WHAT IS NEEDED: Examine the entries below, count the lines holding the string "clothes", and respond with the number only.

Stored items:
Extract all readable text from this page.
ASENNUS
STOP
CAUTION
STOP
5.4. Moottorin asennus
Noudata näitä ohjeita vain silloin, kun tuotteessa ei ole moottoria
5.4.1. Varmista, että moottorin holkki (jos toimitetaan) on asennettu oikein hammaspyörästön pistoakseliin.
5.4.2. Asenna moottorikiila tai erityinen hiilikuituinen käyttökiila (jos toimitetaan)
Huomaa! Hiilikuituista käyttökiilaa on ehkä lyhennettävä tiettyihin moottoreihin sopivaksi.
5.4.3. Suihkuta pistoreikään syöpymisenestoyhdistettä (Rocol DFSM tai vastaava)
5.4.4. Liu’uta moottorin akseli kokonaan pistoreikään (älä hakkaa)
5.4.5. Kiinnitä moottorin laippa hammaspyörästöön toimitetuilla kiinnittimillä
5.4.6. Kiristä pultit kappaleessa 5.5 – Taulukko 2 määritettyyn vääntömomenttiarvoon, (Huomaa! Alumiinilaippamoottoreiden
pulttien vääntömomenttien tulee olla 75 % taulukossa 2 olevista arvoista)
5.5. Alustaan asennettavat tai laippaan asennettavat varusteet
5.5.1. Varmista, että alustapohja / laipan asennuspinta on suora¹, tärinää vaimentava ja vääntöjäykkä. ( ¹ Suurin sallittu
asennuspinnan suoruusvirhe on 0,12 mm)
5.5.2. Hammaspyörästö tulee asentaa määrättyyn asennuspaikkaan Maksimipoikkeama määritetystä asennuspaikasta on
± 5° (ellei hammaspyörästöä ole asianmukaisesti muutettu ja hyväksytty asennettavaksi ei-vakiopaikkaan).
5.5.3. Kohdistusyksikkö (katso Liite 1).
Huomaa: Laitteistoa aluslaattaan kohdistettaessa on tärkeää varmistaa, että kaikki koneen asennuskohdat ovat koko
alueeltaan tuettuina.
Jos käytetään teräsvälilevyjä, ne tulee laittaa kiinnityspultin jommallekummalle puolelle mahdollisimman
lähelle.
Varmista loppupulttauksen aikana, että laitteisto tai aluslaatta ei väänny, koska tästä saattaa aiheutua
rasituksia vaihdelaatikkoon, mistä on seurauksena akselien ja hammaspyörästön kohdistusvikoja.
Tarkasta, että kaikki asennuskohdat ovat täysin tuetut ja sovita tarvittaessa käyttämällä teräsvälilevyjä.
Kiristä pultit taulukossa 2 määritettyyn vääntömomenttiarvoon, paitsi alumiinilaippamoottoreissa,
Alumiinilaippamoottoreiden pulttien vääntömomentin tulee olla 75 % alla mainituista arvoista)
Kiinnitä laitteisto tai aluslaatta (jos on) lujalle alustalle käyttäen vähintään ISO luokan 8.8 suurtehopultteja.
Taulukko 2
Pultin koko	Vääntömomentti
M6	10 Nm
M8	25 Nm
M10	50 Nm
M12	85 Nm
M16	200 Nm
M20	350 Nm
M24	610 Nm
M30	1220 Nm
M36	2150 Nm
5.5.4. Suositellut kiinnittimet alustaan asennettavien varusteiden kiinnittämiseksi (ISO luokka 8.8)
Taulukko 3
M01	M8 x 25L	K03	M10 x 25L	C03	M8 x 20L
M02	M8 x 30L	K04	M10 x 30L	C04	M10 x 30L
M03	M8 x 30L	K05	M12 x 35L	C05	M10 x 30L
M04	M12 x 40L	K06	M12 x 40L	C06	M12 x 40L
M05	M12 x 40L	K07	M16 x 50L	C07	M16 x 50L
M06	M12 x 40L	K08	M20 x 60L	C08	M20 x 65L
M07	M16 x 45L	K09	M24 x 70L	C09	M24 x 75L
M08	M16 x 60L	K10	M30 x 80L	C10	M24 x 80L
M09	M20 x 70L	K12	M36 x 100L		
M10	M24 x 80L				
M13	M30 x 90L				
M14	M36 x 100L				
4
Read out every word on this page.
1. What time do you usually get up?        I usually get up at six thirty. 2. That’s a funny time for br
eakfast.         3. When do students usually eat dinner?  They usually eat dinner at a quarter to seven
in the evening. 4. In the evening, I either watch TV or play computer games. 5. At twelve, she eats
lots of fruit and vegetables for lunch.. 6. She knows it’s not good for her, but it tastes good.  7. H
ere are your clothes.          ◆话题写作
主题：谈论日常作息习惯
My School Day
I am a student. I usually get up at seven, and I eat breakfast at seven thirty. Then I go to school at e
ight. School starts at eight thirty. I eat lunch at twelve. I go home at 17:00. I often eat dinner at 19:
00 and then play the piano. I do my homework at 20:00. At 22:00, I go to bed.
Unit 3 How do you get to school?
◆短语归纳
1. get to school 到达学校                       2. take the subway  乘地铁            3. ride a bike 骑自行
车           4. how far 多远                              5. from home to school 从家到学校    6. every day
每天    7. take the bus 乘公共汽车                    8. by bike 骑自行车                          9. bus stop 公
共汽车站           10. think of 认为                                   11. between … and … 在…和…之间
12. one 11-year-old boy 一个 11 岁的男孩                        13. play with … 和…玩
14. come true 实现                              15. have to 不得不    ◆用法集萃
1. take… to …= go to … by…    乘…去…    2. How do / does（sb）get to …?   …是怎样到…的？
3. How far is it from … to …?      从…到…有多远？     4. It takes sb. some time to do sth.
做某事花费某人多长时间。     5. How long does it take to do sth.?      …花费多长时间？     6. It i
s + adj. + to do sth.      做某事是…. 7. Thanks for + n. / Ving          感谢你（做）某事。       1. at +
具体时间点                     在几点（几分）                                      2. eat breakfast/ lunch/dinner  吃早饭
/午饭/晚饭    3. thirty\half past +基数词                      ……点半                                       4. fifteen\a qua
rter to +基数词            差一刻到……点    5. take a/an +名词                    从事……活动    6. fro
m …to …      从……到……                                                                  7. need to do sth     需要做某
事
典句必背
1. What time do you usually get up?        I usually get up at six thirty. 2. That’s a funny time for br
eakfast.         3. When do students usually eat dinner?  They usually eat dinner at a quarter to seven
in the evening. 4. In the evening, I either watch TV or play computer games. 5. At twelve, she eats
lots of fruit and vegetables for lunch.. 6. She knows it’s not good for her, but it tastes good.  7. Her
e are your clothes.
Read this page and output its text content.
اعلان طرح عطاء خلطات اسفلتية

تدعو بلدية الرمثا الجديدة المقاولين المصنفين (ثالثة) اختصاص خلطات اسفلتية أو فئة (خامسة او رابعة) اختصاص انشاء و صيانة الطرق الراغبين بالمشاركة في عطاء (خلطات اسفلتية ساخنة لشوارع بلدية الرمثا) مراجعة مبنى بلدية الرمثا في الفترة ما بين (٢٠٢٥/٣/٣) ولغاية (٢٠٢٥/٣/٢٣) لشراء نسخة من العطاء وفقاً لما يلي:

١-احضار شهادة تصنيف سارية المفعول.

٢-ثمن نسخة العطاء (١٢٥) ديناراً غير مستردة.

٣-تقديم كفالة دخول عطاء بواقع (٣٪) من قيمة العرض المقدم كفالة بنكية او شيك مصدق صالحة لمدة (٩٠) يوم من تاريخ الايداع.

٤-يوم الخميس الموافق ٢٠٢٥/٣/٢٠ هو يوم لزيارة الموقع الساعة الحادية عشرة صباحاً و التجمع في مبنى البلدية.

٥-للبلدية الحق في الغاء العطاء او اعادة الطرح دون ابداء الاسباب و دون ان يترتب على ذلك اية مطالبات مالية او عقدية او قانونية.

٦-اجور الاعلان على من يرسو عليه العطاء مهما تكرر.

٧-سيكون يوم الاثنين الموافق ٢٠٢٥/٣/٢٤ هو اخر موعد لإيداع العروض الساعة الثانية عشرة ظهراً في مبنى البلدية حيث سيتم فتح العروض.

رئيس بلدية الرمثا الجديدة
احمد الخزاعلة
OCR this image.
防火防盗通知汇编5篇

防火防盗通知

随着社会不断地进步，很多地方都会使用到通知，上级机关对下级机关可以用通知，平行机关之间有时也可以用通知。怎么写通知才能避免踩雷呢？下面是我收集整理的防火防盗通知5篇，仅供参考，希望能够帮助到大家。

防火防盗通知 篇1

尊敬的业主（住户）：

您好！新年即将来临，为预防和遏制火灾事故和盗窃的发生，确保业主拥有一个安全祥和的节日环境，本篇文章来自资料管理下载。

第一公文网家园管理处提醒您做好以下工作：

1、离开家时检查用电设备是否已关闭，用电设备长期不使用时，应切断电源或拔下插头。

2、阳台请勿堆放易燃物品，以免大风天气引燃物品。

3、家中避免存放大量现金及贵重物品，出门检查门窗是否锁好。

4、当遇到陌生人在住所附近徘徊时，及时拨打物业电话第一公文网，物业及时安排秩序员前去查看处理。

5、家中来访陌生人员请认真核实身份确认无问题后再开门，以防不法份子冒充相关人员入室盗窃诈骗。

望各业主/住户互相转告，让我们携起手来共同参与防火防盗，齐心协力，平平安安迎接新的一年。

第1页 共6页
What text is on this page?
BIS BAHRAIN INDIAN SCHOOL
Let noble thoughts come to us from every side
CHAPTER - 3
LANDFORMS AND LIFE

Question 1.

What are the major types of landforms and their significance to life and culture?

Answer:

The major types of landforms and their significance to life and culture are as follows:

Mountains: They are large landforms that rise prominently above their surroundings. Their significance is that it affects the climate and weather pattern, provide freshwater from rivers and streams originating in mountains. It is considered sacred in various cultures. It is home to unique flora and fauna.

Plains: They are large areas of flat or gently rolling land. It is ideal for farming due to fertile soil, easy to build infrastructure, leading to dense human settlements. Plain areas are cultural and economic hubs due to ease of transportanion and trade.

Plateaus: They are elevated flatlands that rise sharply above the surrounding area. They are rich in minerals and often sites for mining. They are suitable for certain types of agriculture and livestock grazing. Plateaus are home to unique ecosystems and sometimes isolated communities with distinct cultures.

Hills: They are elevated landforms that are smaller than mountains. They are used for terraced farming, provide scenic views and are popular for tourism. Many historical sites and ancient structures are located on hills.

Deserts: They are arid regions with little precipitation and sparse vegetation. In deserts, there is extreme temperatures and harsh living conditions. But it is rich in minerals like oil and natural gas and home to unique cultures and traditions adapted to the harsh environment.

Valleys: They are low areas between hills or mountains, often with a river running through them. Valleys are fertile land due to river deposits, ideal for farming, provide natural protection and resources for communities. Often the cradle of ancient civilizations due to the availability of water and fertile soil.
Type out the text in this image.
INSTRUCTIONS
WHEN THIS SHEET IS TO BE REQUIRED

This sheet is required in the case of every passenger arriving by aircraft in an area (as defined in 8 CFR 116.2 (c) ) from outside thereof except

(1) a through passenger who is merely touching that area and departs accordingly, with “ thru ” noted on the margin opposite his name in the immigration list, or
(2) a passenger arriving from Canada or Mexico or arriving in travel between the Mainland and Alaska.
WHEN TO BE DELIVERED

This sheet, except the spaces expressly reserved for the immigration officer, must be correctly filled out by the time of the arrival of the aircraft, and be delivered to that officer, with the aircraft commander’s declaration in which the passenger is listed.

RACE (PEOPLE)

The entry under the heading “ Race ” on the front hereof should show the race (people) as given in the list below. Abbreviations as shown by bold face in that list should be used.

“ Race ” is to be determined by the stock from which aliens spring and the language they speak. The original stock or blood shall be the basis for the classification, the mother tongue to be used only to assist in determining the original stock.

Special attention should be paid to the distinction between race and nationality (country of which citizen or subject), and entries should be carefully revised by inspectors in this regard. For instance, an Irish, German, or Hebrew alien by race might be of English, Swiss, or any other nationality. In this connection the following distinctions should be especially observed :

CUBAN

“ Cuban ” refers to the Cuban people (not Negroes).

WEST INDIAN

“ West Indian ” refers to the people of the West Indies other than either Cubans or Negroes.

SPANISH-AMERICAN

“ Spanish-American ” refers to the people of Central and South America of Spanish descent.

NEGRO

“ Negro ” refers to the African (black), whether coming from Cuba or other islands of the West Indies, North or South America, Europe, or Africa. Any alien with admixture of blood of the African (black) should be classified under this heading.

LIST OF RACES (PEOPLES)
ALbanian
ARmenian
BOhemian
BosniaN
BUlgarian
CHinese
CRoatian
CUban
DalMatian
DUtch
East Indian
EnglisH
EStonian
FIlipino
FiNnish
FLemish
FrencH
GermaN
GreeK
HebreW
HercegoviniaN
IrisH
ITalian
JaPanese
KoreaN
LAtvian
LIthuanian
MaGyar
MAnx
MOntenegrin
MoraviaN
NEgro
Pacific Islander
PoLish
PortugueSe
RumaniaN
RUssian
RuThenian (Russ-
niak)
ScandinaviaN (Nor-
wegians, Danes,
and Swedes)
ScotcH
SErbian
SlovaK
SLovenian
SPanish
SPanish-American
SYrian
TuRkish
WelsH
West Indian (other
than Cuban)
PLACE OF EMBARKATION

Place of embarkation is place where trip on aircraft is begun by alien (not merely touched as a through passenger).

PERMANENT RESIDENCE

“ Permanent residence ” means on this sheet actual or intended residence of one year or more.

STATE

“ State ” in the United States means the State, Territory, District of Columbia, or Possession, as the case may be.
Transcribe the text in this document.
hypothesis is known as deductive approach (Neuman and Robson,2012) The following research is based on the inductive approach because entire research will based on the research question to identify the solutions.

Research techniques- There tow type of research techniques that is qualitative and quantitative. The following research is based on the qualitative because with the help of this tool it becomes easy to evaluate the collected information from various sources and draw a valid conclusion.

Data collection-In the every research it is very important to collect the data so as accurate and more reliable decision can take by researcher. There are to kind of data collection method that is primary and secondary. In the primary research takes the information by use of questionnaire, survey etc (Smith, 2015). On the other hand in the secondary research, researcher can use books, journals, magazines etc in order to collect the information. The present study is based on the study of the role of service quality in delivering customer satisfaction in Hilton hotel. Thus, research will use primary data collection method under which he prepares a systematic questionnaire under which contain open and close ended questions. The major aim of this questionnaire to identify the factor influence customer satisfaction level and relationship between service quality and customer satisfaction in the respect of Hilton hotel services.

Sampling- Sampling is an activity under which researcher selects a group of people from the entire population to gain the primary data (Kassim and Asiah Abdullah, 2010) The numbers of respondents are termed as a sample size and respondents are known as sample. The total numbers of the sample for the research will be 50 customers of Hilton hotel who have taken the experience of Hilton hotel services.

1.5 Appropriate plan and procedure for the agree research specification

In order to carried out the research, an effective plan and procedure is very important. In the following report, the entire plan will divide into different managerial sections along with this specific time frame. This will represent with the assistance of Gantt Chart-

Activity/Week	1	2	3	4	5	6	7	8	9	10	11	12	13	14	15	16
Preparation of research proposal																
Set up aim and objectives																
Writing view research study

EXERCISE RESULT: 2